**LISTED RECORDS:**
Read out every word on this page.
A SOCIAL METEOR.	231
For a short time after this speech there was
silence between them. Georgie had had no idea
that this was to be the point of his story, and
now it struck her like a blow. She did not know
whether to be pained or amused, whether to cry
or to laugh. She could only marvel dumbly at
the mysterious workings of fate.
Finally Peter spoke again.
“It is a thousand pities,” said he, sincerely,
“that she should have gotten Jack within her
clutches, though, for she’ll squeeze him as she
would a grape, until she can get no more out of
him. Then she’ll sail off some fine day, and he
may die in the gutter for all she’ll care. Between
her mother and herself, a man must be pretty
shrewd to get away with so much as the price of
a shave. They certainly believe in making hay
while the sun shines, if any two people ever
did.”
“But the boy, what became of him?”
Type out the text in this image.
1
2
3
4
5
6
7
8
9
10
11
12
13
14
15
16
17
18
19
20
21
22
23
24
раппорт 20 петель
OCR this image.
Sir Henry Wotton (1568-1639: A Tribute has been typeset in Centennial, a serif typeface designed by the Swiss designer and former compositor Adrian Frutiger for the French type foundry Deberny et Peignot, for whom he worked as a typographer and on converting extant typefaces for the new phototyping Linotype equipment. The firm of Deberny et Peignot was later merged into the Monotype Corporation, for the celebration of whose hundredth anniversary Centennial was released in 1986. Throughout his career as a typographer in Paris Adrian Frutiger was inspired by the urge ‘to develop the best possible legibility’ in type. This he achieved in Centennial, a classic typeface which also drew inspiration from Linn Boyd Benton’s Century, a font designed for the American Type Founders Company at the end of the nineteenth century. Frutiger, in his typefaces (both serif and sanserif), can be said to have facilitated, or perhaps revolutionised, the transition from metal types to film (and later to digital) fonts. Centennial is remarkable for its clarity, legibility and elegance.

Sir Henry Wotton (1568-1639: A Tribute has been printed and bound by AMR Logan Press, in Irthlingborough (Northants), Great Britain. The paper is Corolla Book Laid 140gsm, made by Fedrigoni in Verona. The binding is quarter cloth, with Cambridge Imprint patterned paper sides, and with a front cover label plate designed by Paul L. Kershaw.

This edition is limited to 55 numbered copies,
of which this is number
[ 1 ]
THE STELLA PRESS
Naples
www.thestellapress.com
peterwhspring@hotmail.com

**WHAT YOU WILL DO:** Which lines hold the string "image"? Copy all of them from the data above.

**ANSWER IN FULL:**
Type out the text in this image.
OCR this image.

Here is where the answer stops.